Challenge -> Copy out the data below verbatim.

Input data ->

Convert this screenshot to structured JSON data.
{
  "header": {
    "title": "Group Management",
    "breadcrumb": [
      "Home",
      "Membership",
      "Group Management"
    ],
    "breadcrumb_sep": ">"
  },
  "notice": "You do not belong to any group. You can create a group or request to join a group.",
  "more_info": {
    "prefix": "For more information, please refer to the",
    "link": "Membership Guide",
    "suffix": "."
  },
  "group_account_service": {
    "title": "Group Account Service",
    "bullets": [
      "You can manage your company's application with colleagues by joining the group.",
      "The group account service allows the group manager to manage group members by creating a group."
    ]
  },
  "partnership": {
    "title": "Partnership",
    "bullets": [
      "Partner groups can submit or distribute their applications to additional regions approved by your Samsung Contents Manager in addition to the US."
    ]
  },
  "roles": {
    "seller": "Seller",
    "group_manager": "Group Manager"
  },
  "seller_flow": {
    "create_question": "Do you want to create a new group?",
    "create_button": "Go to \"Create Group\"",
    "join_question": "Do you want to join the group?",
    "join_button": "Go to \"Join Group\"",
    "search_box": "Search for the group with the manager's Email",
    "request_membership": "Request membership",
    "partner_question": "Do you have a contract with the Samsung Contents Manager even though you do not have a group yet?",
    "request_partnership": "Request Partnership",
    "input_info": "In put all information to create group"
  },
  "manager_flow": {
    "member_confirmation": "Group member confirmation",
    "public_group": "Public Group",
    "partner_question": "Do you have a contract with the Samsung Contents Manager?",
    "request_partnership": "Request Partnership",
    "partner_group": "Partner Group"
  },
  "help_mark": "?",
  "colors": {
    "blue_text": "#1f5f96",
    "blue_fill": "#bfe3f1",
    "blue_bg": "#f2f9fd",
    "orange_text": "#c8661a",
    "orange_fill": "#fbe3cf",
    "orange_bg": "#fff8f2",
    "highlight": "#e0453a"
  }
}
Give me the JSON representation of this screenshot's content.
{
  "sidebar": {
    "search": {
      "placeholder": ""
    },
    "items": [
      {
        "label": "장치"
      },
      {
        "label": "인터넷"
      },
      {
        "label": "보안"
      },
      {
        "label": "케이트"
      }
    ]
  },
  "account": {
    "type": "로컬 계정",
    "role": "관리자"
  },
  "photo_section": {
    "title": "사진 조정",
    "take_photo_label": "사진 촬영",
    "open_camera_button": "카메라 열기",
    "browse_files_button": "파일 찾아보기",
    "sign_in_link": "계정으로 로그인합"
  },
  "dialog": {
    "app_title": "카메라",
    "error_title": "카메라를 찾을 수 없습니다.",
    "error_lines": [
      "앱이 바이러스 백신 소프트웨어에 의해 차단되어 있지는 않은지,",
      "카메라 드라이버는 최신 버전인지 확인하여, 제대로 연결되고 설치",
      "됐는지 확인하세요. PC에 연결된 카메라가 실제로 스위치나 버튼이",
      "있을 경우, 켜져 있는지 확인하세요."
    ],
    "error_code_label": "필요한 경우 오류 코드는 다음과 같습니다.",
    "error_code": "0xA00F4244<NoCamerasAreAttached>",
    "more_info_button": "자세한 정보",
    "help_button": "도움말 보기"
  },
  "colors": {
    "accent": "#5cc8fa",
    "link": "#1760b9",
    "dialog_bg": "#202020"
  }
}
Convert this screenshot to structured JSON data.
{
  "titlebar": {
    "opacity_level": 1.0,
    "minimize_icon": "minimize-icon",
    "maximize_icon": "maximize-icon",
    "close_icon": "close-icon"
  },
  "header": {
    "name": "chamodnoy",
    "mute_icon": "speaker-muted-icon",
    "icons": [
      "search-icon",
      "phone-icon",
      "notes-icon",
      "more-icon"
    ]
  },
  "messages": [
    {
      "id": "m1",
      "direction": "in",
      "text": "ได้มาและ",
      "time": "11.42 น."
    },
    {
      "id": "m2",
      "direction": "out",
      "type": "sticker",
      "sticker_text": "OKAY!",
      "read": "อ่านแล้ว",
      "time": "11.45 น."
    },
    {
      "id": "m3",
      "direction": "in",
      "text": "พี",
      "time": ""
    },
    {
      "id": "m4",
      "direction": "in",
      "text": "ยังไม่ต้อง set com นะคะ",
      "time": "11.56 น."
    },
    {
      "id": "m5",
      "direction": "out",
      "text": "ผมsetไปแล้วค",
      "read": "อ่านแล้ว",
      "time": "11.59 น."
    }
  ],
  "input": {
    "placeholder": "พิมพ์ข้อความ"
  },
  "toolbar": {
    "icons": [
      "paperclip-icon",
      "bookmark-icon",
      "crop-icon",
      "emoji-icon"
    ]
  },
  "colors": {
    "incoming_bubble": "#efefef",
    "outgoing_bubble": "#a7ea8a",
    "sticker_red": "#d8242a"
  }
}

Response ->
Convert this screenshot to structured JSON data.
{
  "header": {
    "title": "Group Management",
    "breadcrumb": [
      "Home",
      "Membership",
      "Group Management"
    ],
    "breadcrumb_sep": ">"
  },
  "notice": "You do not belong to any group. You can create a group or request to join a group.",
  "more_info": {
    "prefix": "For more information, please refer to the",
    "link": "Membership Guide",
    "suffix": "."
  },
  "group_account_service": {
    "title": "Group Account Service",
    "bullets": [
      "You can manage your company's application with colleagues by joining the group.",
      "The group account service allows the group manager to manage group members by creating a group."
    ]
  },
  "partnership": {
    "title": "Partnership",
    "bullets": [
      "Partner groups can submit or distribute their applications to additional regions approved by your Samsung Contents Manager in addition to the US."
    ]
  },
  "roles": {
    "seller": "Seller",
    "group_manager": "Group Manager"
  },
  "seller_flow": {
    "create_question": "Do you want to create a new group?",
    "create_button": "Go to \"Create Group\"",
    "join_question": "Do you want to join the group?",
    "join_button": "Go to \"Join Group\"",
    "search_box": "Search for the group with the manager's Email",
    "request_membership": "Request membership",
    "partner_question": "Do you have a contract with the Samsung Contents Manager even though you do not have a group yet?",
    "request_partnership": "Request Partnership",
    "input_info": "In put all information to create group"
  },
  "manager_flow": {
    "member_confirmation": "Group member confirmation",
    "public_group": "Public Group",
    "partner_question": "Do you have a contract with the Samsung Contents Manager?",
    "request_partnership": "Request Partnership",
    "partner_group": "Partner Group"
  },
  "help_mark": "?",
  "colors": {
    "blue_text": "#1f5f96",
    "blue_fill": "#bfe3f1",
    "blue_bg": "#f2f9fd",
    "orange_text": "#c8661a",
    "orange_fill": "#fbe3cf",
    "orange_bg": "#fff8f2",
    "highlight": "#e0453a"
  }
}
Give me the JSON representation of this screenshot's content.
{
  "sidebar": {
    "search": {
      "placeholder": ""
    },
    "items": [
      {
        "label": "장치"
      },
      {
        "label": "인터넷"
      },
      {
        "label": "보안"
      },
      {
        "label": "케이트"
      }
    ]
  },
  "account": {
    "type": "로컬 계정",
    "role": "관리자"
  },
  "photo_section": {
    "title": "사진 조정",
    "take_photo_label": "사진 촬영",
    "open_camera_button": "카메라 열기",
    "browse_files_button": "파일 찾아보기",
    "sign_in_link": "계정으로 로그인합"
  },
  "dialog": {
    "app_title": "카메라",
    "error_title": "카메라를 찾을 수 없습니다.",
    "error_lines": [
      "앱이 바이러스 백신 소프트웨어에 의해 차단되어 있지는 않은지,",
      "카메라 드라이버는 최신 버전인지 확인하여, 제대로 연결되고 설치",
      "됐는지 확인하세요. PC에 연결된 카메라가 실제로 스위치나 버튼이",
      "있을 경우, 켜져 있는지 확인하세요."
    ],
    "error_code_label": "필요한 경우 오류 코드는 다음과 같습니다.",
    "error_code": "0xA00F4244<NoCamerasAreAttached>",
    "more_info_button": "자세한 정보",
    "help_button": "도움말 보기"
  },
  "colors": {
    "accent": "#5cc8fa",
    "link": "#1760b9",
    "dialog_bg": "#202020"
  }
}
Convert this screenshot to structured JSON data.
{
  "titlebar": {
    "opacity_level": 1.0,
    "minimize_icon": "minimize-icon",
    "maximize_icon": "maximize-icon",
    "close_icon": "close-icon"
  },
  "header": {
    "name": "chamodnoy",
    "mute_icon": "speaker-muted-icon",
    "icons": [
      "search-icon",
      "phone-icon",
      "notes-icon",
      "more-icon"
    ]
  },
  "messages": [
    {
      "id": "m1",
      "direction": "in",
      "text": "ได้มาและ",
      "time": "11.42 น."
    },
    {
      "id": "m2",
      "direction": "out",
      "type": "sticker",
      "sticker_text": "OKAY!",
      "read": "อ่านแล้ว",
      "time": "11.45 น."
    },
    {
      "id": "m3",
      "direction": "in",
      "text": "พี",
      "time": ""
    },
    {
      "id": "m4",
      "direction": "in",
      "text": "ยังไม่ต้อง set com นะคะ",
      "time": "11.56 น."
    },
    {
      "id": "m5",
      "direction": "out",
      "text": "ผมsetไปแล้วค",
      "read": "อ่านแล้ว",
      "time": "11.59 น."
    }
  ],
  "input": {
    "placeholder": "พิมพ์ข้อความ"
  },
  "toolbar": {
    "icons": [
      "paperclip-icon",
      "bookmark-icon",
      "crop-icon",
      "emoji-icon"
    ]
  },
  "colors": {
    "incoming_bubble": "#efefef",
    "outgoing_bubble": "#a7ea8a",
    "sticker_red": "#d8242a"
  }
}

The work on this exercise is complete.